## What to produce
Write out each line exactly as given. Leave the pictures out of your copy.

## Stored data entries
************

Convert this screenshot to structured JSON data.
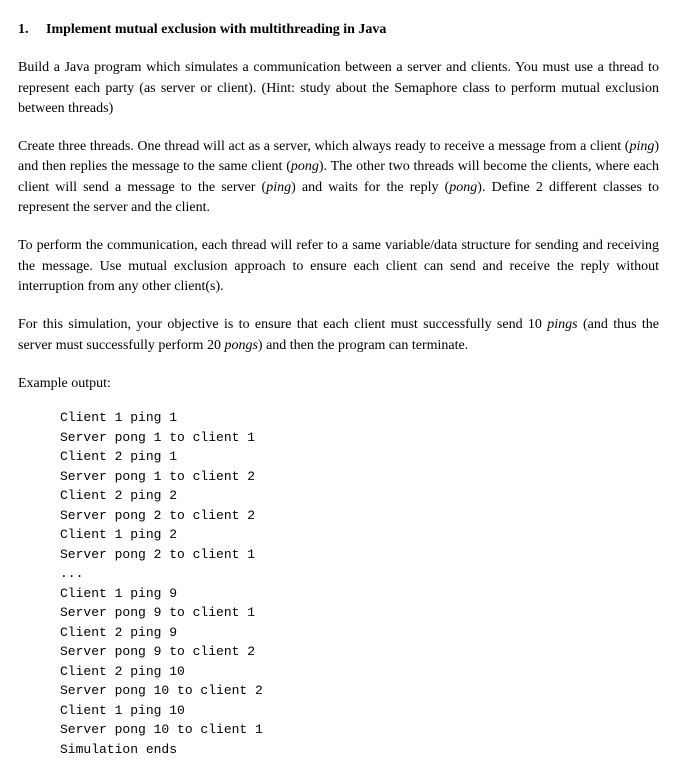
{
  "heading": {
    "number": "1.",
    "text": "Implement mutual exclusion with multithreading in Java"
  },
  "paragraphs": {
    "p1": "Build a Java program which simulates a communication between a server and clients. You must use a thread to represent each party (as server or client). (Hint: study about the Semaphore class to perform mutual exclusion between threads)",
    "p2_part1": "Create three threads. One thread will act as a server, which always ready to receive a message from a client (",
    "p2_em1": "ping",
    "p2_part2": ") and then replies the message to the same client (",
    "p2_em2": "pong",
    "p2_part3": "). The other two threads will become the clients, where each client will send a message to the server (",
    "p2_em3": "ping",
    "p2_part4": ") and waits for the reply (",
    "p2_em4": "pong",
    "p2_part5": "). Define 2 different classes to represent the server and the client.",
    "p3": "To perform the communication, each thread will refer to a same variable/data structure for sending and receiving the message. Use mutual exclusion approach to ensure each client can send and receive the reply without interruption from any other client(s).",
    "p4_part1": "For this simulation, your objective is to ensure that each client must successfully send 10 ",
    "p4_em1": "pings",
    "p4_part2": " (and thus the server must successfully perform 20 ",
    "p4_em2": "pongs",
    "p4_part3": ") and then the program can terminate."
  },
  "example_label": "Example output:",
  "example_output": "Client 1 ping 1\nServer pong 1 to client 1\nClient 2 ping 1\nServer pong 1 to client 2\nClient 2 ping 2\nServer pong 2 to client 2\nClient 1 ping 2\nServer pong 2 to client 1\n...\nClient 1 ping 9\nServer pong 9 to client 1\nClient 2 ping 9\nServer pong 9 to client 2\nClient 2 ping 10\nServer pong 10 to client 2\nClient 1 ping 10\nServer pong 10 to client 1\nSimulation ends"
}
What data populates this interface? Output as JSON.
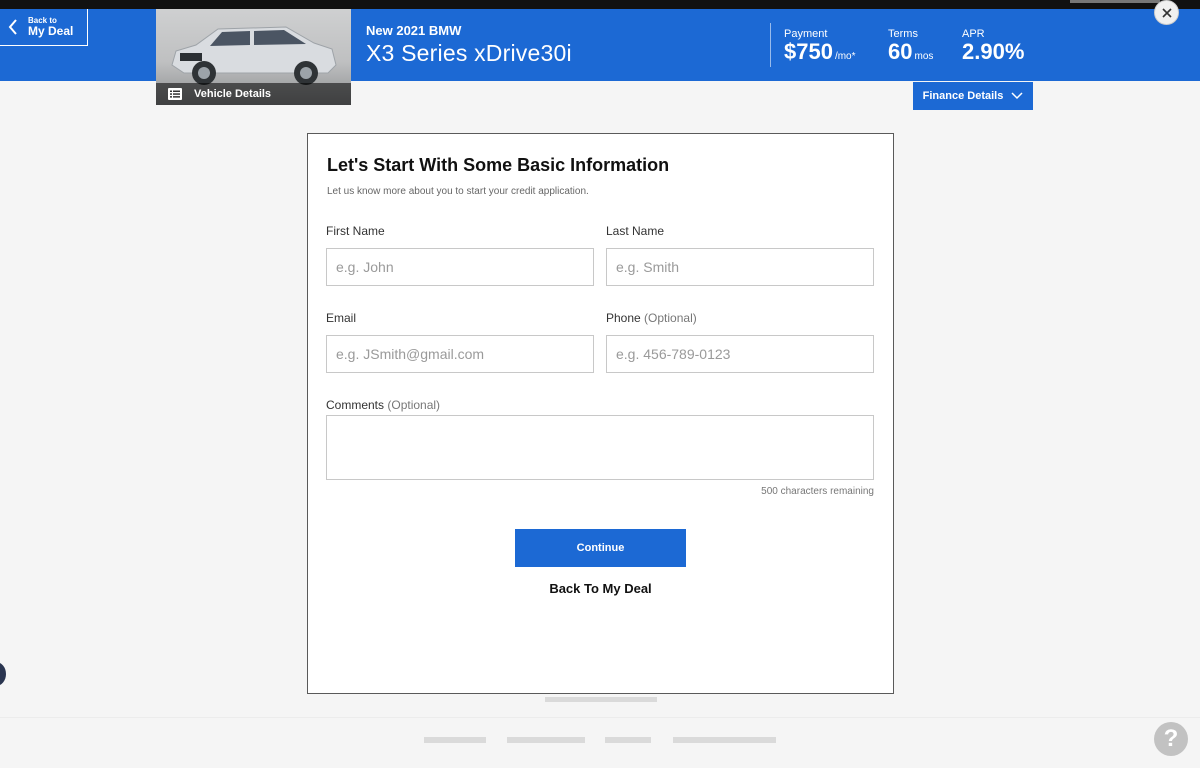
{
  "header": {
    "back_small": "Back to",
    "back_big": "My Deal",
    "vehicle_details_label": "Vehicle Details",
    "model_sub": "New 2021 BMW",
    "model_name": "X3 Series xDrive30i",
    "payment_label": "Payment",
    "payment_value": "$750",
    "payment_unit": "/mo*",
    "terms_label": "Terms",
    "terms_value": "60",
    "terms_unit": "mos",
    "apr_label": "APR",
    "apr_value": "2.90%",
    "finance_details_label": "Finance Details",
    "accent_color": "#1c69d4"
  },
  "modal": {
    "title": "Let's Start With Some Basic Information",
    "subtitle": "Let us know more about you to start your credit application.",
    "first_name_label": "First Name",
    "first_name_placeholder": "e.g. John",
    "last_name_label": "Last Name",
    "last_name_placeholder": "e.g. Smith",
    "email_label": "Email",
    "email_placeholder": "e.g. JSmith@gmail.com",
    "phone_label": "Phone",
    "phone_optional": "(Optional)",
    "phone_placeholder": "e.g. 456-789-0123",
    "comments_label": "Comments",
    "comments_optional": "(Optional)",
    "char_count": "500 characters remaining",
    "continue_label": "Continue",
    "back_link_label": "Back To My Deal"
  },
  "icons": {
    "back": "chevron-left-icon",
    "list": "list-icon",
    "dropdown": "chevron-down-icon",
    "close": "close-icon",
    "help": "question-mark-icon"
  },
  "help_glyph": "?"
}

************

## Problem solution
Convert this screenshot to structured JSON data.
{
  "heading": {
    "number": "1.",
    "text": "Implement mutual exclusion with multithreading in Java"
  },
  "paragraphs": {
    "p1": "Build a Java program which simulates a communication between a server and clients. You must use a thread to represent each party (as server or client). (Hint: study about the Semaphore class to perform mutual exclusion between threads)",
    "p2_part1": "Create three threads. One thread will act as a server, which always ready to receive a message from a client (",
    "p2_em1": "ping",
    "p2_part2": ") and then replies the message to the same client (",
    "p2_em2": "pong",
    "p2_part3": "). The other two threads will become the clients, where each client will send a message to the server (",
    "p2_em3": "ping",
    "p2_part4": ") and waits for the reply (",
    "p2_em4": "pong",
    "p2_part5": "). Define 2 different classes to represent the server and the client.",
    "p3": "To perform the communication, each thread will refer to a same variable/data structure for sending and receiving the message. Use mutual exclusion approach to ensure each client can send and receive the reply without interruption from any other client(s).",
    "p4_part1": "For this simulation, your objective is to ensure that each client must successfully send 10 ",
    "p4_em1": "pings",
    "p4_part2": " (and thus the server must successfully perform 20 ",
    "p4_em2": "pongs",
    "p4_part3": ") and then the program can terminate."
  },
  "example_label": "Example output:",
  "example_output": "Client 1 ping 1\nServer pong 1 to client 1\nClient 2 ping 1\nServer pong 1 to client 2\nClient 2 ping 2\nServer pong 2 to client 2\nClient 1 ping 2\nServer pong 2 to client 1\n...\nClient 1 ping 9\nServer pong 9 to client 1\nClient 2 ping 9\nServer pong 9 to client 2\nClient 2 ping 10\nServer pong 10 to client 2\nClient 1 ping 10\nServer pong 10 to client 1\nSimulation ends"
}
What data populates this interface? Output as JSON.
{
  "header": {
    "back_small": "Back to",
    "back_big": "My Deal",
    "vehicle_details_label": "Vehicle Details",
    "model_sub": "New 2021 BMW",
    "model_name": "X3 Series xDrive30i",
    "payment_label": "Payment",
    "payment_value": "$750",
    "payment_unit": "/mo*",
    "terms_label": "Terms",
    "terms_value": "60",
    "terms_unit": "mos",
    "apr_label": "APR",
    "apr_value": "2.90%",
    "finance_details_label": "Finance Details",
    "accent_color": "#1c69d4"
  },
  "modal": {
    "title": "Let's Start With Some Basic Information",
    "subtitle": "Let us know more about you to start your credit application.",
    "first_name_label": "First Name",
    "first_name_placeholder": "e.g. John",
    "last_name_label": "Last Name",
    "last_name_placeholder": "e.g. Smith",
    "email_label": "Email",
    "email_placeholder": "e.g. JSmith@gmail.com",
    "phone_label": "Phone",
    "phone_optional": "(Optional)",
    "phone_placeholder": "e.g. 456-789-0123",
    "comments_label": "Comments",
    "comments_optional": "(Optional)",
    "char_count": "500 characters remaining",
    "continue_label": "Continue",
    "back_link_label": "Back To My Deal"
  },
  "icons": {
    "back": "chevron-left-icon",
    "list": "list-icon",
    "dropdown": "chevron-down-icon",
    "close": "close-icon",
    "help": "question-mark-icon"
  },
  "help_glyph": "?"
}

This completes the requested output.